— Start Source extract —

For decades, progressive identity politics have increasingly driven a wedge between Americans. The Democratic Party has routinely divided Americans by race, religion, and gender, appealing to the American people as interest groups rather than as citizens. They primarily do this by labeling their opponents as a threat or as racists, as noted here by PragerU:
In recent years, this divisive tactic has spread to some, I will not say conservatives, in the Republican Party. The rise of politicians and political organizers who gain funding and power from pitting Americans against each other must be checked. The rhetoric of groups such as Black Lives Matter and the alt-right serves to emphasize our differences and may ultimately make our country ungovernable and irreconcilable.
In this moment, it is time to discuss what unites us as Americans. It is time to revisit what makes each and every one of us an American, the principles that we adopted after we had the privilege of being born in or admitted to this great country. Amongst all the nations founded to further the interests of a powerful family, united by a king, held together by a common ethnicity, or conquered by a faith such as Islam, the United States has the unique privilege to be the oldest country founded upon a philosophy. The inalienable rights addressed by John Locke, as well as a great deal of his other principles, make their appearance in our revolutionary documents, especially the Declaration of Independence. Our Constitution, especially the Bill of Rights it contains, emphasizes the separation of power within the government and the protection of the individual citizen from tyranny. Lincoln recognized this unique founding in his Gettysburg Address, calling America “a new nation conceived in liberty, and dedicated to the proposition that all men are created equal.” We do not trace our heritage to a single nation, or a single group of nations, but to this proposition. While in the beginning, most Americans traced their ancestry to Europe or Africa, this proposition is open to people of every ethnicity.
The hands of freed slaves, immigrant laborers from China, and the unwanted or persecuted refugees of European revolutions joined together to build the world’s strongest economy, to rescue our colonial masters from Germany twice, and to create the world’s sole military superpower. Despite sins in our past, we have united this country to humble the National Socialists and the Communists alike.

— End Source extract —
— Start Data —

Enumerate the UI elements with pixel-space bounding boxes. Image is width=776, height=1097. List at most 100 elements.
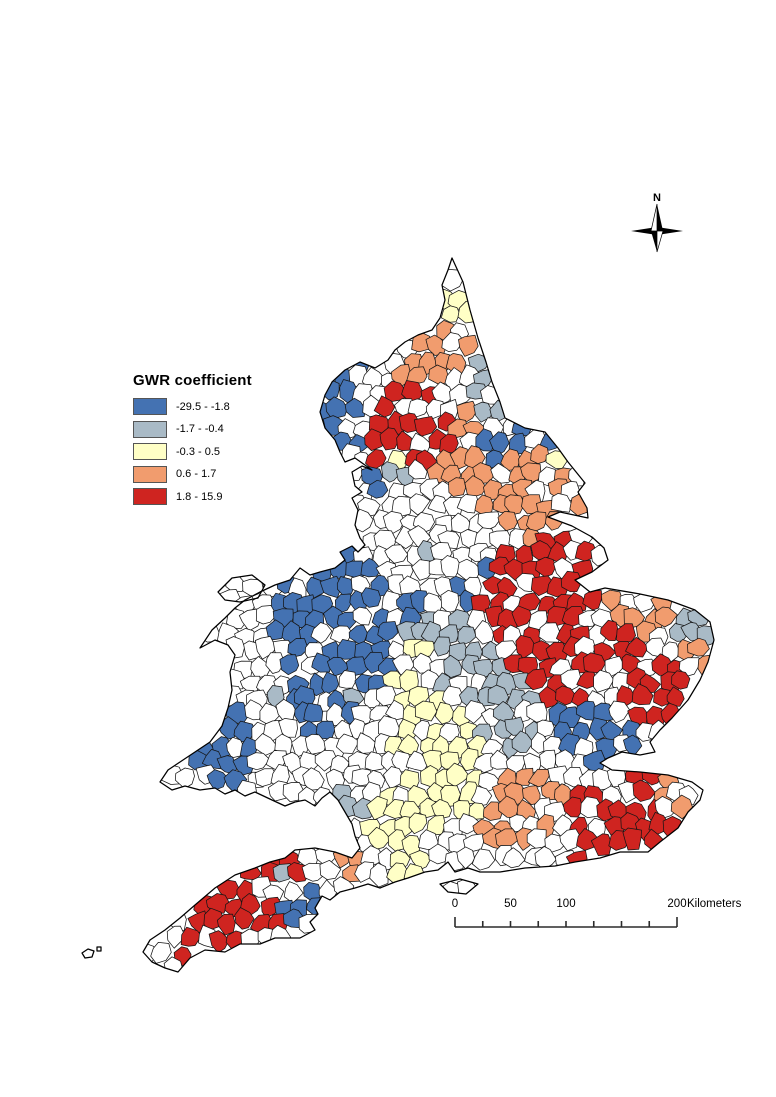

— End Data —

Aim: Continue the essay on what unites Americans, starting after its last sentence above.

Result of this task:
We are now divided once again, but we have overcome such obstacles in the past. The Mormons faced persecution wherever they traveled. African-Americans suffered under plantation owners, the Confederacy, and the Ku Klux Klan. Catholics, especially Catholic immigrants, were persecuted by groups such as the Know Nothing Party. All of these cases involved frequent and fatal violence. Yet each of these groups persevered through this hatred. As a Catholic, I am proud that we enriched the country with our culture and faith rather than surrendering to those who would have blocked our entry if they could. Nationalists of many types have persecuted minorities in our history, but patriots of all races and religions have responded by fighting and dying in our wars and building our country.
The attachment of these patriots to the founding principles of our country, exemplified best by those who serve, is what defines us as Americans. While we legally become citizens through our birth here or through legally immigrating to this country, our love of this country and the philosophy she was built on make our citizenship more than a mere accident of birth. This manifests itself not only through small external displays of patriotism such as our National Anthem, The Pledge of Allegiance, The Battle Hymn of the Republic, or fireworks, but the incredible sacrifice of all who have served in our Armed Forces and the support we provide for them. It manifests itself in immigrants who pursue the American Dream as they depart countries that limit their opportunities and stifle their voices. If they come legally and embrace our values, everyone is welcome to join and build this country. In manifests itself in the voices of millennial patriots, speaking about what being an American means to them:
“The great part about being an American patriot is that there are a thousand ways you can earn this title. First, you can hold it by simply being born on U.S. soil or descent from U.S. citizens. The second part of the title must be earned. It requires a direct act to hold in the land of opportunity where the storied American dream takes place. The path to earning the “patriot” part is as unique as you are. For less than one present of the population that path is serving in the military. For others, this path is teaching the children of this great nation. Some will become first responders. Some will protest when the government is believed to have exceeded its responsibilities. The path to being called an American patriot is as unique as the individual who takes it. But everyone should remember this title isn’t untouchable. You have people like Bradley Manning who lose all claim to such title. And those who fall off this pedestal have no way to recover it,” Travis Synder, veteran.
“I think what makes a person an American is patriotism for America. I think an American loves their country and shows that support through their everyday life. Being an American is about protecting and loving the country of America,” Kianna Chevalier, Catholic University of America.
As a person with a lot of immigrant family members, what made them American was a love of freedom and democracy, an appreciation for our institutions, and the commitment to participating in America’s success politically and economically. America is an idea, so being American is a choice in many ways, to commit to and support the principles of the American experiment, so to speak. To me it has very little to do with food, language, etc. at its core, which is why my foreign-born (sister) Tia is as much an American as I am,” Mimi Texiera, University of Notre Dame.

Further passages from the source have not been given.